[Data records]
• • • • •
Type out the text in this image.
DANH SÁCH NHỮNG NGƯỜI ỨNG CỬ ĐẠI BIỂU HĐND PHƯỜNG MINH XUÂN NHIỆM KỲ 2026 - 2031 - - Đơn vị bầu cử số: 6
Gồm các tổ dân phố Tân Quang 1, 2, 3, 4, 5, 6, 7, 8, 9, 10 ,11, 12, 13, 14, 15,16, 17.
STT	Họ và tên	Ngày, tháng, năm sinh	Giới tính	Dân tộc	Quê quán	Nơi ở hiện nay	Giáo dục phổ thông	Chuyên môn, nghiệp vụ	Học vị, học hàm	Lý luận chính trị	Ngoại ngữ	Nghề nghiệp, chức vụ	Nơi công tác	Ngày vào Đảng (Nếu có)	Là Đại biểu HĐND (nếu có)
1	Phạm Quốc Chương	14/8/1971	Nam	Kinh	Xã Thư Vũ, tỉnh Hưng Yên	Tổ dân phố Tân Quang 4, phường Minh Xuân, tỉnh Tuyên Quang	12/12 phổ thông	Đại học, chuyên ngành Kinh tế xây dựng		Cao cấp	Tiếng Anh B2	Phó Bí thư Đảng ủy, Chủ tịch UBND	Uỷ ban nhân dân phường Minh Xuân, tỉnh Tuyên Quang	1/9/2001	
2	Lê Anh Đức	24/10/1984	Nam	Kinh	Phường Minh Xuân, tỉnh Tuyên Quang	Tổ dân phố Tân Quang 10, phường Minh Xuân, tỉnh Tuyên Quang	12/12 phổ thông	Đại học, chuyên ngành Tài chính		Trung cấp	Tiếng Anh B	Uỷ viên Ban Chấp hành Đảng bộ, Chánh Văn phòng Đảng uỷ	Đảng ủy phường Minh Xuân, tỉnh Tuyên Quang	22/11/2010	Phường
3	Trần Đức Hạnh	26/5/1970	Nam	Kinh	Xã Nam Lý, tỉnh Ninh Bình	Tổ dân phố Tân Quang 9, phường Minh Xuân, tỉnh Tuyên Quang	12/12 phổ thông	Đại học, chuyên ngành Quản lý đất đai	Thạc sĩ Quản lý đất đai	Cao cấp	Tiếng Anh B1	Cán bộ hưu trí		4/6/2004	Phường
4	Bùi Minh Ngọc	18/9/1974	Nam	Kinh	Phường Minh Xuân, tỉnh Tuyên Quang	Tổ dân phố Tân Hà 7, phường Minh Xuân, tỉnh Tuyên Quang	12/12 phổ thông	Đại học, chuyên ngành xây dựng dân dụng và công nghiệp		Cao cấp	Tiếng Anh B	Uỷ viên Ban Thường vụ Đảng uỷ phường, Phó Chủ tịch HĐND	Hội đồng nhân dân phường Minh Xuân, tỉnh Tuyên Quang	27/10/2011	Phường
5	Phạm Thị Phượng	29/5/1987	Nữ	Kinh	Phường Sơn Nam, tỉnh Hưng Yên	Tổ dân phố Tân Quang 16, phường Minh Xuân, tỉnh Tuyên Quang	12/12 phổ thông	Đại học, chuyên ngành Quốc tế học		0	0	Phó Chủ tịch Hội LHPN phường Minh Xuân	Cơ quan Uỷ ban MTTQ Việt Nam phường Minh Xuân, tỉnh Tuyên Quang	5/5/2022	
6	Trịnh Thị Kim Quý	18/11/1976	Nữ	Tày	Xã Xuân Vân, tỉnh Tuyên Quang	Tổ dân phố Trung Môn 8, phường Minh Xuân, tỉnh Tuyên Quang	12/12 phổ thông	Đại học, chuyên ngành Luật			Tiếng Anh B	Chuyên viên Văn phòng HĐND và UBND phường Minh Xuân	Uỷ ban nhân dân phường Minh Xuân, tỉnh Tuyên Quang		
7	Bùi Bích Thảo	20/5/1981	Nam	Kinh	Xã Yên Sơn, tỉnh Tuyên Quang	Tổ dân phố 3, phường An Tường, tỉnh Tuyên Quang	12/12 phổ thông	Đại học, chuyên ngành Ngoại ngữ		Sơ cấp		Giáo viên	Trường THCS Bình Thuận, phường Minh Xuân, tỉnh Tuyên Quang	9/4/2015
• • • • •
Stated exercise —
Write out every line of the listing that holds the word "Phạm".

Response for this exercise —
1	Phạm Quốc Chương	14/8/1971	Nam	Kinh	Xã Thư Vũ, tỉnh Hưng Yên	Tổ dân phố Tân Quang 4, phường Minh Xuân, tỉnh Tuyên Quang	12/12 phổ thông	Đại học, chuyên ngành Kinh tế xây dựng		Cao cấp	Tiếng Anh B2	Phó Bí thư Đảng ủy, Chủ tịch UBND	Uỷ ban nhân dân phường Minh Xuân, tỉnh Tuyên Quang	1/9/2001	
5	Phạm Thị Phượng	29/5/1987	Nữ	Kinh	Phường Sơn Nam, tỉnh Hưng Yên	Tổ dân phố Tân Quang 16, phường Minh Xuân, tỉnh Tuyên Quang	12/12 phổ thông	Đại học, chuyên ngành Quốc tế học		0	0	Phó Chủ tịch Hội LHPN phường Minh Xuân	Cơ quan Uỷ ban MTTQ Việt Nam phường Minh Xuân, tỉnh Tuyên Quang	5/5/2022	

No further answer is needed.